Short problem>
Tally each line where the word "Premio" occurs, then give only the total.

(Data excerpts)
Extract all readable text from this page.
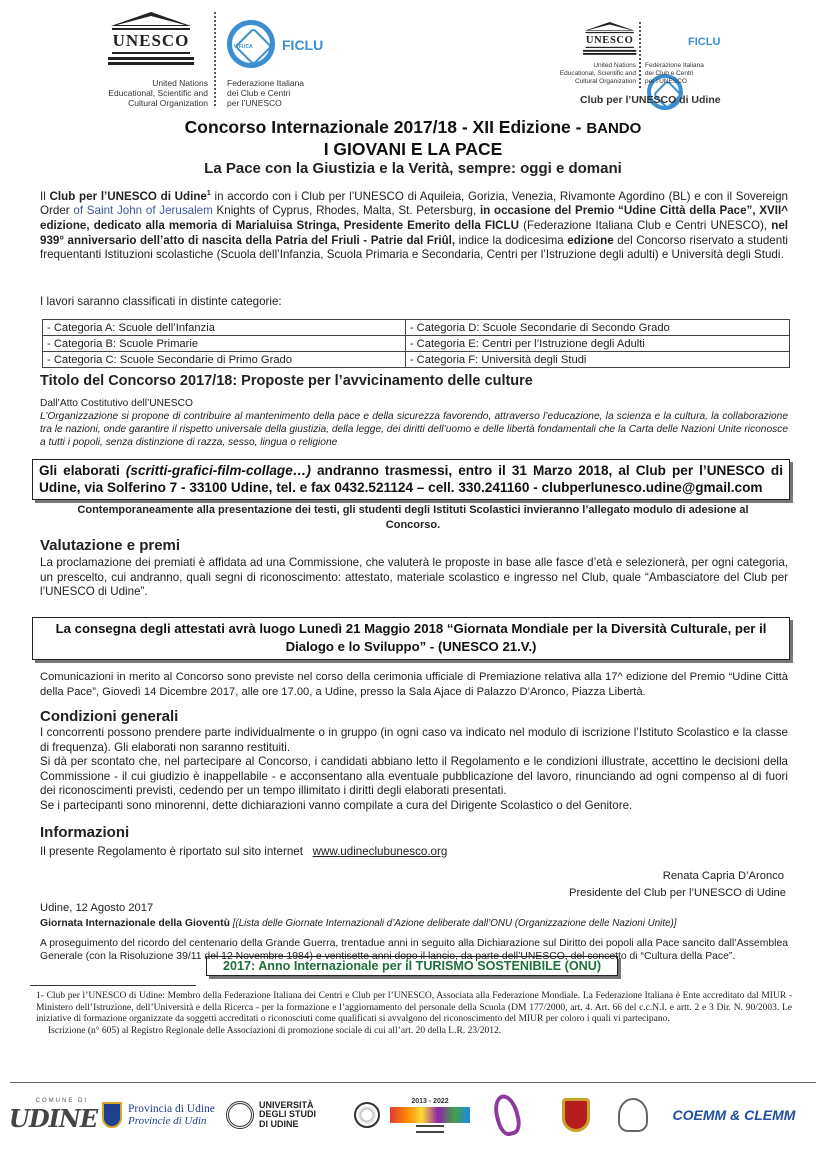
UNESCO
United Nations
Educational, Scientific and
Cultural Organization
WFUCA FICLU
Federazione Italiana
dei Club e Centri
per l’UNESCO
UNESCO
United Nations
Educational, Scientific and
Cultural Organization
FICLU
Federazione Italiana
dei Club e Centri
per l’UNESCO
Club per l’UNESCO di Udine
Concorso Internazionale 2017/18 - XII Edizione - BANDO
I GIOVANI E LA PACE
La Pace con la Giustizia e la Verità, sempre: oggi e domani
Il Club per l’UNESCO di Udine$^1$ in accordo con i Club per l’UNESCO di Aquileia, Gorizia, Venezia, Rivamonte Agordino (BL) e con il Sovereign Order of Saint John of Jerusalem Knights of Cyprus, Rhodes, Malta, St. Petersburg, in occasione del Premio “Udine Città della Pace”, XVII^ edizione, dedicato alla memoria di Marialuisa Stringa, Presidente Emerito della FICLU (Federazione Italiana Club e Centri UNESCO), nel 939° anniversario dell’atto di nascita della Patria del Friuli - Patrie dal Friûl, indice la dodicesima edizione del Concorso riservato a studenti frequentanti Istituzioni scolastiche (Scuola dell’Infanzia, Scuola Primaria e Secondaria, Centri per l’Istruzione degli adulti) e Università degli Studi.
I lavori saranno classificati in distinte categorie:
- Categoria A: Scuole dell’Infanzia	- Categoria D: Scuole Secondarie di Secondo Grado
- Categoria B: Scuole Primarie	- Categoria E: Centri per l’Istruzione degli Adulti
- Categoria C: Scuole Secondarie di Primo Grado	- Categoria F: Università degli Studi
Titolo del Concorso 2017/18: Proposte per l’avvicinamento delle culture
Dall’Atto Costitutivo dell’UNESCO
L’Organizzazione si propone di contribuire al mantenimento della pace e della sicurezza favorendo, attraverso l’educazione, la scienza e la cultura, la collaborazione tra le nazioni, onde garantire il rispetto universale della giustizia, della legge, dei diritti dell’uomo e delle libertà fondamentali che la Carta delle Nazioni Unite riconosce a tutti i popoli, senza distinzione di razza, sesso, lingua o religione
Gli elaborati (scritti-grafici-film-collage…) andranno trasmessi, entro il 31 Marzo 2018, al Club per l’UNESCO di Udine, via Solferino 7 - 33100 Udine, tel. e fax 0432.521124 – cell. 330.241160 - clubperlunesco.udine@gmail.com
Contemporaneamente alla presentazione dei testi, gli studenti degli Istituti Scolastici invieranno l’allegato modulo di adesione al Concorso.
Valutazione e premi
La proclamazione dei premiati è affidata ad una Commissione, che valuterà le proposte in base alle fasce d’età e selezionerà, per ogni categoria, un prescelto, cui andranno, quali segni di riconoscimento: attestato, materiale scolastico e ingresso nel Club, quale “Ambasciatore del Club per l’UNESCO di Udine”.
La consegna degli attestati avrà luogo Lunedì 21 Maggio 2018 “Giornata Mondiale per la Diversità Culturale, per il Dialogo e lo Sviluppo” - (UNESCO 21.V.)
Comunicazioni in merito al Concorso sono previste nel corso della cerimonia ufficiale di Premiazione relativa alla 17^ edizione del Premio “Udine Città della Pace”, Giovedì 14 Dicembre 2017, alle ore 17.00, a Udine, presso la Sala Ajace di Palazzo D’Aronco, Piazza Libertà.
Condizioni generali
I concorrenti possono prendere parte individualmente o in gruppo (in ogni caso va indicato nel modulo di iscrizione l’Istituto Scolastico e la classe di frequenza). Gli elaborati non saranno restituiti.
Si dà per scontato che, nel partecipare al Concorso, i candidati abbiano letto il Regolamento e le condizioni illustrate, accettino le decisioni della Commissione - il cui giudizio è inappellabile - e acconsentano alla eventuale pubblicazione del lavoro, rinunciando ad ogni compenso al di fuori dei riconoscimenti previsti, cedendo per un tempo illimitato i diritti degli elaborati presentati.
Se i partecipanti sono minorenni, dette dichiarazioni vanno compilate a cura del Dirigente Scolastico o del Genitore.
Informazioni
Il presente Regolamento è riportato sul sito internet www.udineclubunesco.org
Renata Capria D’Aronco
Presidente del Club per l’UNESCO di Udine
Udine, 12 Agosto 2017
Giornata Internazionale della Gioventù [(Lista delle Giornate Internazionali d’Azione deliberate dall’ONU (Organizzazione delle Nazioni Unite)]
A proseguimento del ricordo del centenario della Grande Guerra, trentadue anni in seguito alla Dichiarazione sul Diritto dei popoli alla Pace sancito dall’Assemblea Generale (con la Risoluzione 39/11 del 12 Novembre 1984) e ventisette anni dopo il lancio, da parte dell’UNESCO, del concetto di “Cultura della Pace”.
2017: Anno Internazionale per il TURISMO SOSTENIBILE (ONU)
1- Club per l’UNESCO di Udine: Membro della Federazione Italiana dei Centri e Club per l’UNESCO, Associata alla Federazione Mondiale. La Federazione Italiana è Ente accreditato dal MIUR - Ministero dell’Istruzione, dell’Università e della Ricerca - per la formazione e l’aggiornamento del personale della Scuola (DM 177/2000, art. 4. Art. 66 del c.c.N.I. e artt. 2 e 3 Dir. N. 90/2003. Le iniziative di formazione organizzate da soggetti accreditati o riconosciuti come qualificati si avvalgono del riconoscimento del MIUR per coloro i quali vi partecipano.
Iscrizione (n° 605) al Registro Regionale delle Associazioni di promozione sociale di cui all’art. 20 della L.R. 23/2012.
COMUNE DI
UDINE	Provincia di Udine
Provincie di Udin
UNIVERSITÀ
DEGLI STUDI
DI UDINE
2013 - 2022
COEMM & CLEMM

Answer to the exercise>
2